— start —
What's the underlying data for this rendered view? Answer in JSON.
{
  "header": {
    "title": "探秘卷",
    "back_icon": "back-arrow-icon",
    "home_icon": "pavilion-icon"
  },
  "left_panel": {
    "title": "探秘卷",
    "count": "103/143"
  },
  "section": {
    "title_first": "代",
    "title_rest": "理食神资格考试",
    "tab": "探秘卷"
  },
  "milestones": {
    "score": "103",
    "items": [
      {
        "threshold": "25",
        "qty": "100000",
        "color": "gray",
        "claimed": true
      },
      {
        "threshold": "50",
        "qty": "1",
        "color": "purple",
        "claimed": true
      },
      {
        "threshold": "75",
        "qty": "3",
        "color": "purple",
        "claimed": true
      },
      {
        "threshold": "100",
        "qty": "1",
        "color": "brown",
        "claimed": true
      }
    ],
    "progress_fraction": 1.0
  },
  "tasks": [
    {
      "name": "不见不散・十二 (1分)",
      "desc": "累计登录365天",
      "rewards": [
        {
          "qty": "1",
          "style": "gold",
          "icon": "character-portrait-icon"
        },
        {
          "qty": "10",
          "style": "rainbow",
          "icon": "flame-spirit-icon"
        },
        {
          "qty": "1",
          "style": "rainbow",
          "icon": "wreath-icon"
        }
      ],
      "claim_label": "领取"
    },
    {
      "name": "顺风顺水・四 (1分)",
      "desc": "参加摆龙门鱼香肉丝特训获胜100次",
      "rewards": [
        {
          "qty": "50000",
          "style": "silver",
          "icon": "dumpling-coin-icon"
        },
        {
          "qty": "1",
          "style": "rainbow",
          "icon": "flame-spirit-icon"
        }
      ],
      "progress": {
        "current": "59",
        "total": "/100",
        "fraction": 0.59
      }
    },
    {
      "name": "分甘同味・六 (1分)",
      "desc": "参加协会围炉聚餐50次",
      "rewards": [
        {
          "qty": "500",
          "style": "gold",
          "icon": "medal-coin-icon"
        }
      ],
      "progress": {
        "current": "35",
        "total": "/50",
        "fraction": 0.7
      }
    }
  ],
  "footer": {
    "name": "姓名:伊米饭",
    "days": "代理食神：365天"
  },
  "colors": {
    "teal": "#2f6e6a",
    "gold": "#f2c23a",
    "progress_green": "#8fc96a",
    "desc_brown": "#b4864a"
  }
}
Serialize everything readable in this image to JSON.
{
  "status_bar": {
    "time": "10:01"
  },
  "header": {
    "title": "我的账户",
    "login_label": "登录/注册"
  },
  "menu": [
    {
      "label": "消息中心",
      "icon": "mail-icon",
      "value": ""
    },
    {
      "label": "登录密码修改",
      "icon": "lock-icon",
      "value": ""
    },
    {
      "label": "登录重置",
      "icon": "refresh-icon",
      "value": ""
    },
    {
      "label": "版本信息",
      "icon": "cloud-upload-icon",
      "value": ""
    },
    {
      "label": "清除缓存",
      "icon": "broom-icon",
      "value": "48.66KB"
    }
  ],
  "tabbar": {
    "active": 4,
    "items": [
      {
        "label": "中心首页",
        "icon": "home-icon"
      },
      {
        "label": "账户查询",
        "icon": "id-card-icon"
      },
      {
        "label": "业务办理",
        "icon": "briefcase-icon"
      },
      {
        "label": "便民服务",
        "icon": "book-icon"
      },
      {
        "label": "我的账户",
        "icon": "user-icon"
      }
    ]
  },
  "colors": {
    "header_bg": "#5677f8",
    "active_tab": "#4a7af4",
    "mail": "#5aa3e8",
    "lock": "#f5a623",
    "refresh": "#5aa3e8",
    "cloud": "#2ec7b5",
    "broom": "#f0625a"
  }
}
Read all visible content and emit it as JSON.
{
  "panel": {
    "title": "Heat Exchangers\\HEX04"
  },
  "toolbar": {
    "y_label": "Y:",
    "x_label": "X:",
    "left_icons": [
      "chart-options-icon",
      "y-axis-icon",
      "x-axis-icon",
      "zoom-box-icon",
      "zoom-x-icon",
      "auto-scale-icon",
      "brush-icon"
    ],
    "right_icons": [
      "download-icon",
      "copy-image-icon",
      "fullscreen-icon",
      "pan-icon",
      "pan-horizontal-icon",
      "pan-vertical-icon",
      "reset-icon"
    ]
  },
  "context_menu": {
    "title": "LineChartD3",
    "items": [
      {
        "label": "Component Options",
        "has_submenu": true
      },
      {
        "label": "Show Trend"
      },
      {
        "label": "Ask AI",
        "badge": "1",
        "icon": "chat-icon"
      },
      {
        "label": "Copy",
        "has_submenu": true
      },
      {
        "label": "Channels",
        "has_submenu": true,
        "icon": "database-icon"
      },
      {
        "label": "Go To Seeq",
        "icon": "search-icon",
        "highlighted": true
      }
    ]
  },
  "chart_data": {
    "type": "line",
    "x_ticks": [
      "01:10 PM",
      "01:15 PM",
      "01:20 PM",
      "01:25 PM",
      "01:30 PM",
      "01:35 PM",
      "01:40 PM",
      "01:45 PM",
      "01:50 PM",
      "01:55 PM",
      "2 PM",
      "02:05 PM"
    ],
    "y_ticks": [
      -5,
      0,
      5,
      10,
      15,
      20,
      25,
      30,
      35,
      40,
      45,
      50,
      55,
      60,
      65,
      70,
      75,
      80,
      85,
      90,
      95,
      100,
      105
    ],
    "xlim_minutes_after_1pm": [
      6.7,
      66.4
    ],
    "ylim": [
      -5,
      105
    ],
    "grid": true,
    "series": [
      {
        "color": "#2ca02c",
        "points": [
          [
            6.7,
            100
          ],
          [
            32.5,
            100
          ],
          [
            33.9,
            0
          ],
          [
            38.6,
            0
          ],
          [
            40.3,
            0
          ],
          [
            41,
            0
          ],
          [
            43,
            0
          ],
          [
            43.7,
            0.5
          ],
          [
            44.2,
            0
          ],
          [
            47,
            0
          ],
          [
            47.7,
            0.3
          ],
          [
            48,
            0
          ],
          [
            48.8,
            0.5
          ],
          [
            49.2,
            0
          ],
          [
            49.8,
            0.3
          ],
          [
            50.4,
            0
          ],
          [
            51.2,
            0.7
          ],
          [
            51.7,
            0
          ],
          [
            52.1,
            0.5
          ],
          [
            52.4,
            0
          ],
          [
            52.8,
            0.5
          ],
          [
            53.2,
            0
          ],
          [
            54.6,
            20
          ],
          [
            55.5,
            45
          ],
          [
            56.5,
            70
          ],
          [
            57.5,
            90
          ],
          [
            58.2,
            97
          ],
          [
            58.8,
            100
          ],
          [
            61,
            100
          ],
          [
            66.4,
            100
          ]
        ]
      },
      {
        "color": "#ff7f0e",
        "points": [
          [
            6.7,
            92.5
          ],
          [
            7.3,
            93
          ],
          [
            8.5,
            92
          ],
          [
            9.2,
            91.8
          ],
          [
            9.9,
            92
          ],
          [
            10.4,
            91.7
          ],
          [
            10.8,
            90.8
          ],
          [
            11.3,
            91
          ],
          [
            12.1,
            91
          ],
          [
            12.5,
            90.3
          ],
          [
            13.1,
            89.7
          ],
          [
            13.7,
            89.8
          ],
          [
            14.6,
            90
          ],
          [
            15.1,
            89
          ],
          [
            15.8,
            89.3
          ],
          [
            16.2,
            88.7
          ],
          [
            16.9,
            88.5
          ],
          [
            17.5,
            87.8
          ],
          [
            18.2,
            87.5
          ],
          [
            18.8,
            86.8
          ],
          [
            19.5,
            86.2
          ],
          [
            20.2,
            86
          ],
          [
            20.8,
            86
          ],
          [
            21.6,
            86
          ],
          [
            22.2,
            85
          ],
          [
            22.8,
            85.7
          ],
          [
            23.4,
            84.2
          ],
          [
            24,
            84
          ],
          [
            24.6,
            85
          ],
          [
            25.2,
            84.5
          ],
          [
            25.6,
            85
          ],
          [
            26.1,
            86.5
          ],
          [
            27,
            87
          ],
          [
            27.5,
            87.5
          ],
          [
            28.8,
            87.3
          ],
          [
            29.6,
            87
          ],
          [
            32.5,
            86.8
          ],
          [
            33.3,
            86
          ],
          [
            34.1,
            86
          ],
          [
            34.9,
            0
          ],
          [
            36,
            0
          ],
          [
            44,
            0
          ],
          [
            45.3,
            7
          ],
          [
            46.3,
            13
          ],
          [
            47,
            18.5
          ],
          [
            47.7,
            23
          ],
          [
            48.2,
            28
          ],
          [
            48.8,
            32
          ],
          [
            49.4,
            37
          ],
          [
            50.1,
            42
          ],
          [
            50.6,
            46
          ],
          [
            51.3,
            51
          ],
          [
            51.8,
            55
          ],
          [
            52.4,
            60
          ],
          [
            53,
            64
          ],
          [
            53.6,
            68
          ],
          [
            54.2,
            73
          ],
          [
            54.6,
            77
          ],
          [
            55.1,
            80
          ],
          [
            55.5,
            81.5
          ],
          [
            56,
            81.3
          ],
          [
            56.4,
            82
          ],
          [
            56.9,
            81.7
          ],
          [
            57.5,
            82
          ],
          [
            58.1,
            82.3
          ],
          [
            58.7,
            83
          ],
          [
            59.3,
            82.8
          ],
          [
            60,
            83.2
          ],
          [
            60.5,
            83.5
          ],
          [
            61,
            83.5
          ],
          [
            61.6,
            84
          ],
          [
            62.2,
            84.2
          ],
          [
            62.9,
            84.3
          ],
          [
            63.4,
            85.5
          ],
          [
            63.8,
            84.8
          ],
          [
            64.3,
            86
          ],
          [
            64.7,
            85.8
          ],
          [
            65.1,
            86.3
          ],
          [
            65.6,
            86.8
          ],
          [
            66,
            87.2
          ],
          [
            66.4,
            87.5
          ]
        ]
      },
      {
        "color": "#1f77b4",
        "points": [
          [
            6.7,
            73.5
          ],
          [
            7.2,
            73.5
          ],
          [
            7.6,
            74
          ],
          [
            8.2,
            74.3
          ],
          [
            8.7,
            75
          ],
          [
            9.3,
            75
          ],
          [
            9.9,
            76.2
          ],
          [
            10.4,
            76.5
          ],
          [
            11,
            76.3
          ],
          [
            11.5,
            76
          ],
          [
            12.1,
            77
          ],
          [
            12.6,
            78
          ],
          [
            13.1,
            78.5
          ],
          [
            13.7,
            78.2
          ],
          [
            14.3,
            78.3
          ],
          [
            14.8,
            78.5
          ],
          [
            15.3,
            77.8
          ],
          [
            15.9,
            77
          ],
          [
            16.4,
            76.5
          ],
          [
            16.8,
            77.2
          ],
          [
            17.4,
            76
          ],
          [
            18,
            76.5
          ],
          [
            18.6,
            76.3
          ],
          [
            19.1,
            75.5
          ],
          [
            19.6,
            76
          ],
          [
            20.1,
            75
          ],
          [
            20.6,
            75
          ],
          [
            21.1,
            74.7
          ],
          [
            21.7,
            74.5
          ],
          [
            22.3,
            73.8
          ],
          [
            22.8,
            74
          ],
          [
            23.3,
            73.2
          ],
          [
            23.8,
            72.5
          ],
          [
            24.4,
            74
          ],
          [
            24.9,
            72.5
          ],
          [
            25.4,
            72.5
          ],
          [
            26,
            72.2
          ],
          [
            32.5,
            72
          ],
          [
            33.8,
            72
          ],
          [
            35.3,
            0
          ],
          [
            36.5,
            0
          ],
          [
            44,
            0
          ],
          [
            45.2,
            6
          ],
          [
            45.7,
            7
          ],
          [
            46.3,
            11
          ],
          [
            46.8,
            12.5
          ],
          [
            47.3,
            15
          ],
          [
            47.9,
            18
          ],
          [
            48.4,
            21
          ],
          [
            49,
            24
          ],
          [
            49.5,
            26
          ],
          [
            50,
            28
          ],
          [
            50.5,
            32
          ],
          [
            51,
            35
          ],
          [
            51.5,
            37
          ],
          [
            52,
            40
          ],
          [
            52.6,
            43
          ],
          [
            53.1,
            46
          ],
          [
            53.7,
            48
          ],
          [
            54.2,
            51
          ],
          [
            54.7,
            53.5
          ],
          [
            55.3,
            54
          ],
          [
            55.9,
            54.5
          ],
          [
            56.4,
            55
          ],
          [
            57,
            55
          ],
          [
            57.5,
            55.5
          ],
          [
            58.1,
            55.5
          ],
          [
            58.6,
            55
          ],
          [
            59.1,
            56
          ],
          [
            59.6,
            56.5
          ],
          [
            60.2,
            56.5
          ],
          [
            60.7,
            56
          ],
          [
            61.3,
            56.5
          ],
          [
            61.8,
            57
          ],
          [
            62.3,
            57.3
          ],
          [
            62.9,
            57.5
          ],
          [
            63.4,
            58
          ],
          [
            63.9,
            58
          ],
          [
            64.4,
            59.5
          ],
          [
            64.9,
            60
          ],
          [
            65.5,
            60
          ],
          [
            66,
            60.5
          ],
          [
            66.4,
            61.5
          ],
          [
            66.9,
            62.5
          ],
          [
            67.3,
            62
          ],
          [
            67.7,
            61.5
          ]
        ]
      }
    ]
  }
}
— end —
- _Goal of the exercise_
Gather all lines where the word "name" appears.

- _The solution_
      "name": "不见不散・十二 (1分)",
      "name": "顺风顺水・四 (1分)",
      "name": "分甘同味・六 (1分)",
    "name": "姓名:伊米饭",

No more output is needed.